# [Goal of the exercise]
Give the lines below as a JSON list of strings, one string per line, leaving out blank lines. Begin at the line that contains "Localize all elements." and stop after the line that contains "data-point xyxy=(462,199,470,207)".

# [The records]
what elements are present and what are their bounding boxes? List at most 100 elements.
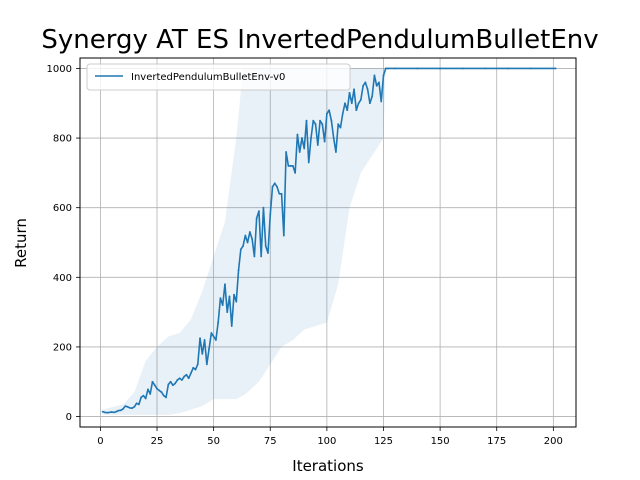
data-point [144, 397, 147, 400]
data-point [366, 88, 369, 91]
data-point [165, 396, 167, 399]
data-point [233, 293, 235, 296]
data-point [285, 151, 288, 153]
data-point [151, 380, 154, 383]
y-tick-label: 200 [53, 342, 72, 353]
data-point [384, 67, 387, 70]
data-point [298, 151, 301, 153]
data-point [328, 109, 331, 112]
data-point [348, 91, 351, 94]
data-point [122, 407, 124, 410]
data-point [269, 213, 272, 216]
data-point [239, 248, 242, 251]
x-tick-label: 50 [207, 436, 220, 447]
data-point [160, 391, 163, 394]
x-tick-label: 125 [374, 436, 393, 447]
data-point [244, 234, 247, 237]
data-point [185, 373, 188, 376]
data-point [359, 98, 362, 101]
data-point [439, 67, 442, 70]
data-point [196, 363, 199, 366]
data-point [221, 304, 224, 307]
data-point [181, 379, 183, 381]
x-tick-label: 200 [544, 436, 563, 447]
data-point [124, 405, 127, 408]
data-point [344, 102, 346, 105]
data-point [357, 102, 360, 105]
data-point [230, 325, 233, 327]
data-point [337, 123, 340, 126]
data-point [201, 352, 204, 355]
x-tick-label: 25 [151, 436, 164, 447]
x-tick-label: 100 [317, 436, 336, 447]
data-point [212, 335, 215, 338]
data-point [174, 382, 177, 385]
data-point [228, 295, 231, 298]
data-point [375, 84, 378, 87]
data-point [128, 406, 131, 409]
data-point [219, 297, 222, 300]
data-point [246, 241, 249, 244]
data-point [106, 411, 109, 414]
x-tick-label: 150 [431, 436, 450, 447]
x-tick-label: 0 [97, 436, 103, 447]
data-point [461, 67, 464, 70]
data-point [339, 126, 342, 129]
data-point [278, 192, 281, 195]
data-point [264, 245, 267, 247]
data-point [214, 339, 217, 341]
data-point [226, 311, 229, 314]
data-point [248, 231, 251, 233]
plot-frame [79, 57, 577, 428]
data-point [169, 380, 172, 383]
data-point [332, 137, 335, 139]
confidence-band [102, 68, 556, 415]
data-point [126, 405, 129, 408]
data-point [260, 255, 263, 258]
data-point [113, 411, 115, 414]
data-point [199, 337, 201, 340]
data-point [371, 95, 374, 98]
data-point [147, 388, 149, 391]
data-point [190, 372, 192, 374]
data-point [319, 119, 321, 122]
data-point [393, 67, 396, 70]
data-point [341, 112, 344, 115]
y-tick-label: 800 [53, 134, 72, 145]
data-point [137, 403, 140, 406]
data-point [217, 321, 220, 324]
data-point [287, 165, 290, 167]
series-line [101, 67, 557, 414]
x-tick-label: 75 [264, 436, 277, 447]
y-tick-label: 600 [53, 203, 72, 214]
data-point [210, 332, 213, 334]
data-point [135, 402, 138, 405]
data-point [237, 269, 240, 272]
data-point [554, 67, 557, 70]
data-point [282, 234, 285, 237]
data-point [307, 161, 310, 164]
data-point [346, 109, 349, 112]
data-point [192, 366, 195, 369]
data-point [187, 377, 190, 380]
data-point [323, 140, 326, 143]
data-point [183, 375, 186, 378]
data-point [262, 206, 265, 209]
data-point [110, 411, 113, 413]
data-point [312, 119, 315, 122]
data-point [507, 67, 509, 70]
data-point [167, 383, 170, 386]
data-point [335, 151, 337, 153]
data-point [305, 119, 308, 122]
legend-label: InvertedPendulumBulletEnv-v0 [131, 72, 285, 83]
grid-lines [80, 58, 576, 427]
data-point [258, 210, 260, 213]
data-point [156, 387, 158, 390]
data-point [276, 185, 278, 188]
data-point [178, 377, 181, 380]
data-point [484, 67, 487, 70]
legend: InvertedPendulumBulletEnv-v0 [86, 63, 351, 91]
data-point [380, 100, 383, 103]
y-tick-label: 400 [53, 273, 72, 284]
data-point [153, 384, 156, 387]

* * *

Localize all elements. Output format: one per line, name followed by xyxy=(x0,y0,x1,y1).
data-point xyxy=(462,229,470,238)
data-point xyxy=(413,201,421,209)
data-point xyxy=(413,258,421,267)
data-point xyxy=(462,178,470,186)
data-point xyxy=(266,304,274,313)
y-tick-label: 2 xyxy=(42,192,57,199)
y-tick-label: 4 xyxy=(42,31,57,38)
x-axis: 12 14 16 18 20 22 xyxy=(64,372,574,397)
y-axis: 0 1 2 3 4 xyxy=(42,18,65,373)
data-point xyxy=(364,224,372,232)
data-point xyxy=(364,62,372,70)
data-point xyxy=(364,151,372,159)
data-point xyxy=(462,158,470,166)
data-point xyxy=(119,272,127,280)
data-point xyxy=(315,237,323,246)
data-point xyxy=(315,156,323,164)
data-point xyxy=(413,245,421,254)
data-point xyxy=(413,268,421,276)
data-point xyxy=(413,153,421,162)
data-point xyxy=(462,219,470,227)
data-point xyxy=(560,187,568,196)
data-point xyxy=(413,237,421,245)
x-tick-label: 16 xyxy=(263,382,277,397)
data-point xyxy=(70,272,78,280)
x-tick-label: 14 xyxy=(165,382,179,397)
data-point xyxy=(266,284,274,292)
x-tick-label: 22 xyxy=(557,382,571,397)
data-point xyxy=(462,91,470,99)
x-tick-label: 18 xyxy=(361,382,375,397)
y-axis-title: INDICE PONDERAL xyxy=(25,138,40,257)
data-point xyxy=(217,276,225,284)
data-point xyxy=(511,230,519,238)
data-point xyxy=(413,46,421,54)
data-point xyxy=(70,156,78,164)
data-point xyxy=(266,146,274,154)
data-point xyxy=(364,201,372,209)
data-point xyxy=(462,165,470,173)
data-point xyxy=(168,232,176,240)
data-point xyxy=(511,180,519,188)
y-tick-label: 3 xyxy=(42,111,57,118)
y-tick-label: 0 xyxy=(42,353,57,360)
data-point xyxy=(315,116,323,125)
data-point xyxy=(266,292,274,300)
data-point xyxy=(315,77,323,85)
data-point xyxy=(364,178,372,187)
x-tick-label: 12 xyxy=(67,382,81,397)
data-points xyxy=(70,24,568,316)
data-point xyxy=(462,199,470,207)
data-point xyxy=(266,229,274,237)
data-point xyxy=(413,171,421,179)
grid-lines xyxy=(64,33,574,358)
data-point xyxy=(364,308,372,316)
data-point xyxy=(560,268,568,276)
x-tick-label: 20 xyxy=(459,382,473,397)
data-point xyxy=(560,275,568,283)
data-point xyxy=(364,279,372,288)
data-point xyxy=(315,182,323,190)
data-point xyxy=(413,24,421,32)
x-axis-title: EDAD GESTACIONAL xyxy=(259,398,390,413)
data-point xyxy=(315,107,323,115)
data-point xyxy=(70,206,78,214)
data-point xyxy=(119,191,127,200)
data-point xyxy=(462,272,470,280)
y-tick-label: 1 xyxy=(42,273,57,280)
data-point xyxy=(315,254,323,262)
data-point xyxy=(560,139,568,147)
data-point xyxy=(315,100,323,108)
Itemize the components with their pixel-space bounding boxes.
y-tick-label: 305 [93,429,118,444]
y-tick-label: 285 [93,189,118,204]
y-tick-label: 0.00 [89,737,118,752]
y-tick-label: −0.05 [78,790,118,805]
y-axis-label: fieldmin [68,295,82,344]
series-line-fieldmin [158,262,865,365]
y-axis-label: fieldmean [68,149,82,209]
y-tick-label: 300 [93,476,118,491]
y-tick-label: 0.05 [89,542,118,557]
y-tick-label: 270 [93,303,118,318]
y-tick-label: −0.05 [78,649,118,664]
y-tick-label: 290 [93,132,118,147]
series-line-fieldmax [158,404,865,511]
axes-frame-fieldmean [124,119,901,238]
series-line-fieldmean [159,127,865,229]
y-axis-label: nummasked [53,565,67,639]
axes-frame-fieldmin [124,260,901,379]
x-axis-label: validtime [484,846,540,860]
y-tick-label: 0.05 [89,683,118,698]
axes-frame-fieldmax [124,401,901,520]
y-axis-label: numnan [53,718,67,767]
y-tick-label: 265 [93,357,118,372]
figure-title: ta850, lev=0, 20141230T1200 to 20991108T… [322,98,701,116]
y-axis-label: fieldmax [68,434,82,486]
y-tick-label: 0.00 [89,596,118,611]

# [Full output]
[
  "Localize all elements. Output format: one per line, name followed by xyxy=(x0,y0,x1,y1).",
  "data-point xyxy=(462,229,470,238)",
  "data-point xyxy=(413,201,421,209)",
  "data-point xyxy=(413,258,421,267)",
  "data-point xyxy=(462,178,470,186)",
  "data-point xyxy=(266,304,274,313)",
  "y-tick-label: 2 xyxy=(42,192,57,199)",
  "y-tick-label: 4 xyxy=(42,31,57,38)",
  "x-axis: 12 14 16 18 20 22 xyxy=(64,372,574,397)",
  "y-axis: 0 1 2 3 4 xyxy=(42,18,65,373)",
  "data-point xyxy=(364,224,372,232)",
  "data-point xyxy=(364,62,372,70)",
  "data-point xyxy=(364,151,372,159)",
  "data-point xyxy=(462,158,470,166)",
  "data-point xyxy=(119,272,127,280)",
  "data-point xyxy=(315,237,323,246)",
  "data-point xyxy=(315,156,323,164)",
  "data-point xyxy=(413,245,421,254)",
  "data-point xyxy=(413,268,421,276)",
  "data-point xyxy=(413,153,421,162)",
  "data-point xyxy=(462,219,470,227)",
  "data-point xyxy=(560,187,568,196)",
  "data-point xyxy=(413,237,421,245)",
  "x-tick-label: 16 xyxy=(263,382,277,397)",
  "data-point xyxy=(70,272,78,280)",
  "x-tick-label: 14 xyxy=(165,382,179,397)",
  "data-point xyxy=(266,284,274,292)",
  "x-tick-label: 22 xyxy=(557,382,571,397)",
  "data-point xyxy=(462,91,470,99)",
  "x-tick-label: 18 xyxy=(361,382,375,397)",
  "y-axis-title: INDICE PONDERAL xyxy=(25,138,40,257)",
  "data-point xyxy=(217,276,225,284)",
  "data-point xyxy=(511,230,519,238)",
  "data-point xyxy=(413,46,421,54)",
  "data-point xyxy=(70,156,78,164)",
  "data-point xyxy=(266,146,274,154)",
  "data-point xyxy=(364,201,372,209)",
  "data-point xyxy=(462,165,470,173)",
  "data-point xyxy=(168,232,176,240)",
  "data-point xyxy=(511,180,519,188)",
  "y-tick-label: 3 xyxy=(42,111,57,118)",
  "y-tick-label: 0 xyxy=(42,353,57,360)",
  "data-point xyxy=(315,116,323,125)",
  "data-point xyxy=(266,292,274,300)",
  "data-point xyxy=(315,77,323,85)",
  "data-point xyxy=(364,178,372,187)",
  "x-tick-label: 12 xyxy=(67,382,81,397)",
  "data-points xyxy=(70,24,568,316)",
  "data-point xyxy=(462,199,470,207)"
]